■ **Recorded information**
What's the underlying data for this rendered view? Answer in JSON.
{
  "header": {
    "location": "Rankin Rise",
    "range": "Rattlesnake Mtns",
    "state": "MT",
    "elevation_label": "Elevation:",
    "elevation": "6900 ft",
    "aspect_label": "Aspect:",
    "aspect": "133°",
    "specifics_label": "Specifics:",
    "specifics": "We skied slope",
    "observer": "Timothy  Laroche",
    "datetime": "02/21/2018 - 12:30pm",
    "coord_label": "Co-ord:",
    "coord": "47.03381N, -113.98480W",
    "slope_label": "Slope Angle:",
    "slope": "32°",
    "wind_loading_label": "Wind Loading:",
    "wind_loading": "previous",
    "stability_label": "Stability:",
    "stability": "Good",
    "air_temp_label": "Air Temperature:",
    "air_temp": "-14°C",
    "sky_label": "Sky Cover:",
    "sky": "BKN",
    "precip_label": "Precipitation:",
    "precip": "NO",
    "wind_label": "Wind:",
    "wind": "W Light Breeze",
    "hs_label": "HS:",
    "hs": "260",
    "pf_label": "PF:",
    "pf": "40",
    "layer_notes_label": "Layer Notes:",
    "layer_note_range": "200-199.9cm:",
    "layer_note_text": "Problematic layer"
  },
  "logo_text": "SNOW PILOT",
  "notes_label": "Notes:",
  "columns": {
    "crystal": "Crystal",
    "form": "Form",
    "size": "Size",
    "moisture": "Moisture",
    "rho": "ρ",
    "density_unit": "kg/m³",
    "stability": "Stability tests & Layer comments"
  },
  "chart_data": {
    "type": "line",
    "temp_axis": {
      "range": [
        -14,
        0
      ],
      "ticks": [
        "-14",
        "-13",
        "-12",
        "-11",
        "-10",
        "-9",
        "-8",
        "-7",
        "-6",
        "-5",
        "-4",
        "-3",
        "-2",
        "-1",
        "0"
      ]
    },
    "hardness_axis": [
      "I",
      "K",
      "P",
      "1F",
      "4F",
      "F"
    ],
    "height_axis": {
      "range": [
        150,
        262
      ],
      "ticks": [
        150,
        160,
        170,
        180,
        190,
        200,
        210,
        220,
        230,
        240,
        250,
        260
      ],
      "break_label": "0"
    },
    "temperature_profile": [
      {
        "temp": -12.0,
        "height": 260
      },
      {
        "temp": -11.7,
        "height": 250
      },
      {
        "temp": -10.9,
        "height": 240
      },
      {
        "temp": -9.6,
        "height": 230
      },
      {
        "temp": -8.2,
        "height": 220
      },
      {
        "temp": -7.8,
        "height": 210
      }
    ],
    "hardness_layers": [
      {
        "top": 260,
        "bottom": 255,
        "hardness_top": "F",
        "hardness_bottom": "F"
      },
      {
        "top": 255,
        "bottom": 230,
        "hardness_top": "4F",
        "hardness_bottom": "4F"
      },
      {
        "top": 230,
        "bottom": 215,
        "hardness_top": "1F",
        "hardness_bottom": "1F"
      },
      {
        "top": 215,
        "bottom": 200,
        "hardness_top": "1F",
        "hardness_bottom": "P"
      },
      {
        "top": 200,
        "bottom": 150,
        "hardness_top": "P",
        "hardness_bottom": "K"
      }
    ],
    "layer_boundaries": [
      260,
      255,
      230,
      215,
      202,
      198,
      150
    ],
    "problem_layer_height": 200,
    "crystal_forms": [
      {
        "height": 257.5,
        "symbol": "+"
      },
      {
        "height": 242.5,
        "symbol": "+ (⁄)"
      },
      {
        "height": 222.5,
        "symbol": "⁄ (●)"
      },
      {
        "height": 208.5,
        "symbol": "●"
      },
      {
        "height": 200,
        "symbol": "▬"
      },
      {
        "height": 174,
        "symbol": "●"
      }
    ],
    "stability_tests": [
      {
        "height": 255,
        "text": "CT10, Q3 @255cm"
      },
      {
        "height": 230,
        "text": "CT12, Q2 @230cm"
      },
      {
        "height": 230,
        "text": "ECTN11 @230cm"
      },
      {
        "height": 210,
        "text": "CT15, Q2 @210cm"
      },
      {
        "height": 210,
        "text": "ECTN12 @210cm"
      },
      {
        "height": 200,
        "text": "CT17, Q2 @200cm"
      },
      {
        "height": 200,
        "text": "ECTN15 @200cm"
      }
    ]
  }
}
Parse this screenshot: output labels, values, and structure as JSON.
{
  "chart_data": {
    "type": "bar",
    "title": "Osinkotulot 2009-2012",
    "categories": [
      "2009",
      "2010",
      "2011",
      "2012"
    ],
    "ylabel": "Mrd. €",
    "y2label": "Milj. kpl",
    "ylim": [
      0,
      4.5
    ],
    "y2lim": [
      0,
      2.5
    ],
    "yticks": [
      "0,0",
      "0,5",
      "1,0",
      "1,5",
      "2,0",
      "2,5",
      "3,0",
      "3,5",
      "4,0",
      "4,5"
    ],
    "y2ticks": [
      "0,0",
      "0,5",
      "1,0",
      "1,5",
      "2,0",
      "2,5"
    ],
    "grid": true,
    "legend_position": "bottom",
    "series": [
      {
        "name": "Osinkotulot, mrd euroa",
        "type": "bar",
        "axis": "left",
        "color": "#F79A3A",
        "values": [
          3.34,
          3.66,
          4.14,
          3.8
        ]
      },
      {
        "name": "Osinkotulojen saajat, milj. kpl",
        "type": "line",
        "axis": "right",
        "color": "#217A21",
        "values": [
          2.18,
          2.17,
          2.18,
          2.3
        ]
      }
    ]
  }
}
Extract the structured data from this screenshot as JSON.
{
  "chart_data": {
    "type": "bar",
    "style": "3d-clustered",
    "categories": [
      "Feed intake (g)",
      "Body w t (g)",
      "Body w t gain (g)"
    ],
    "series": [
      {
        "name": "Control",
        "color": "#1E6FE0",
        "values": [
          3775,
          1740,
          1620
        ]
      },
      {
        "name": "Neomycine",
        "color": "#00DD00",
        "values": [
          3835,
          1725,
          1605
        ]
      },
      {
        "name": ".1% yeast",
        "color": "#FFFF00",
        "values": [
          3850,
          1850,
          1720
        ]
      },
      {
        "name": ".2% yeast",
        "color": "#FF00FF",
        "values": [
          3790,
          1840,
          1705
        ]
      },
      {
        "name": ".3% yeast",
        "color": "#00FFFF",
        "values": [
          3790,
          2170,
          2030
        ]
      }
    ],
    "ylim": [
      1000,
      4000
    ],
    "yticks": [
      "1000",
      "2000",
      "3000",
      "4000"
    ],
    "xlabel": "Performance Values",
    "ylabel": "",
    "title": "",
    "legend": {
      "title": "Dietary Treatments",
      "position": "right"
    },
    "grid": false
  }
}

■ **Objective**
Repeat the whole listing exactly, keeping every line intact.

■ **Correct answer**
What's the underlying data for this rendered view? Answer in JSON.
{
  "header": {
    "location": "Rankin Rise",
    "range": "Rattlesnake Mtns",
    "state": "MT",
    "elevation_label": "Elevation:",
    "elevation": "6900 ft",
    "aspect_label": "Aspect:",
    "aspect": "133°",
    "specifics_label": "Specifics:",
    "specifics": "We skied slope",
    "observer": "Timothy  Laroche",
    "datetime": "02/21/2018 - 12:30pm",
    "coord_label": "Co-ord:",
    "coord": "47.03381N, -113.98480W",
    "slope_label": "Slope Angle:",
    "slope": "32°",
    "wind_loading_label": "Wind Loading:",
    "wind_loading": "previous",
    "stability_label": "Stability:",
    "stability": "Good",
    "air_temp_label": "Air Temperature:",
    "air_temp": "-14°C",
    "sky_label": "Sky Cover:",
    "sky": "BKN",
    "precip_label": "Precipitation:",
    "precip": "NO",
    "wind_label": "Wind:",
    "wind": "W Light Breeze",
    "hs_label": "HS:",
    "hs": "260",
    "pf_label": "PF:",
    "pf": "40",
    "layer_notes_label": "Layer Notes:",
    "layer_note_range": "200-199.9cm:",
    "layer_note_text": "Problematic layer"
  },
  "logo_text": "SNOW PILOT",
  "notes_label": "Notes:",
  "columns": {
    "crystal": "Crystal",
    "form": "Form",
    "size": "Size",
    "moisture": "Moisture",
    "rho": "ρ",
    "density_unit": "kg/m³",
    "stability": "Stability tests & Layer comments"
  },
  "chart_data": {
    "type": "line",
    "temp_axis": {
      "range": [
        -14,
        0
      ],
      "ticks": [
        "-14",
        "-13",
        "-12",
        "-11",
        "-10",
        "-9",
        "-8",
        "-7",
        "-6",
        "-5",
        "-4",
        "-3",
        "-2",
        "-1",
        "0"
      ]
    },
    "hardness_axis": [
      "I",
      "K",
      "P",
      "1F",
      "4F",
      "F"
    ],
    "height_axis": {
      "range": [
        150,
        262
      ],
      "ticks": [
        150,
        160,
        170,
        180,
        190,
        200,
        210,
        220,
        230,
        240,
        250,
        260
      ],
      "break_label": "0"
    },
    "temperature_profile": [
      {
        "temp": -12.0,
        "height": 260
      },
      {
        "temp": -11.7,
        "height": 250
      },
      {
        "temp": -10.9,
        "height": 240
      },
      {
        "temp": -9.6,
        "height": 230
      },
      {
        "temp": -8.2,
        "height": 220
      },
      {
        "temp": -7.8,
        "height": 210
      }
    ],
    "hardness_layers": [
      {
        "top": 260,
        "bottom": 255,
        "hardness_top": "F",
        "hardness_bottom": "F"
      },
      {
        "top": 255,
        "bottom": 230,
        "hardness_top": "4F",
        "hardness_bottom": "4F"
      },
      {
        "top": 230,
        "bottom": 215,
        "hardness_top": "1F",
        "hardness_bottom": "1F"
      },
      {
        "top": 215,
        "bottom": 200,
        "hardness_top": "1F",
        "hardness_bottom": "P"
      },
      {
        "top": 200,
        "bottom": 150,
        "hardness_top": "P",
        "hardness_bottom": "K"
      }
    ],
    "layer_boundaries": [
      260,
      255,
      230,
      215,
      202,
      198,
      150
    ],
    "problem_layer_height": 200,
    "crystal_forms": [
      {
        "height": 257.5,
        "symbol": "+"
      },
      {
        "height": 242.5,
        "symbol": "+ (⁄)"
      },
      {
        "height": 222.5,
        "symbol": "⁄ (●)"
      },
      {
        "height": 208.5,
        "symbol": "●"
      },
      {
        "height": 200,
        "symbol": "▬"
      },
      {
        "height": 174,
        "symbol": "●"
      }
    ],
    "stability_tests": [
      {
        "height": 255,
        "text": "CT10, Q3 @255cm"
      },
      {
        "height": 230,
        "text": "CT12, Q2 @230cm"
      },
      {
        "height": 230,
        "text": "ECTN11 @230cm"
      },
      {
        "height": 210,
        "text": "CT15, Q2 @210cm"
      },
      {
        "height": 210,
        "text": "ECTN12 @210cm"
      },
      {
        "height": 200,
        "text": "CT17, Q2 @200cm"
      },
      {
        "height": 200,
        "text": "ECTN15 @200cm"
      }
    ]
  }
}
Parse this screenshot: output labels, values, and structure as JSON.
{
  "chart_data": {
    "type": "bar",
    "title": "Osinkotulot 2009-2012",
    "categories": [
      "2009",
      "2010",
      "2011",
      "2012"
    ],
    "ylabel": "Mrd. €",
    "y2label": "Milj. kpl",
    "ylim": [
      0,
      4.5
    ],
    "y2lim": [
      0,
      2.5
    ],
    "yticks": [
      "0,0",
      "0,5",
      "1,0",
      "1,5",
      "2,0",
      "2,5",
      "3,0",
      "3,5",
      "4,0",
      "4,5"
    ],
    "y2ticks": [
      "0,0",
      "0,5",
      "1,0",
      "1,5",
      "2,0",
      "2,5"
    ],
    "grid": true,
    "legend_position": "bottom",
    "series": [
      {
        "name": "Osinkotulot, mrd euroa",
        "type": "bar",
        "axis": "left",
        "color": "#F79A3A",
        "values": [
          3.34,
          3.66,
          4.14,
          3.8
        ]
      },
      {
        "name": "Osinkotulojen saajat, milj. kpl",
        "type": "line",
        "axis": "right",
        "color": "#217A21",
        "values": [
          2.18,
          2.17,
          2.18,
          2.3
        ]
      }
    ]
  }
}
Extract the structured data from this screenshot as JSON.
{
  "chart_data": {
    "type": "bar",
    "style": "3d-clustered",
    "categories": [
      "Feed intake (g)",
      "Body w t (g)",
      "Body w t gain (g)"
    ],
    "series": [
      {
        "name": "Control",
        "color": "#1E6FE0",
        "values": [
          3775,
          1740,
          1620
        ]
      },
      {
        "name": "Neomycine",
        "color": "#00DD00",
        "values": [
          3835,
          1725,
          1605
        ]
      },
      {
        "name": ".1% yeast",
        "color": "#FFFF00",
        "values": [
          3850,
          1850,
          1720
        ]
      },
      {
        "name": ".2% yeast",
        "color": "#FF00FF",
        "values": [
          3790,
          1840,
          1705
        ]
      },
      {
        "name": ".3% yeast",
        "color": "#00FFFF",
        "values": [
          3790,
          2170,
          2030
        ]
      }
    ],
    "ylim": [
      1000,
      4000
    ],
    "yticks": [
      "1000",
      "2000",
      "3000",
      "4000"
    ],
    "xlabel": "Performance Values",
    "ylabel": "",
    "title": "",
    "legend": {
      "title": "Dietary Treatments",
      "position": "right"
    },
    "grid": false
  }
}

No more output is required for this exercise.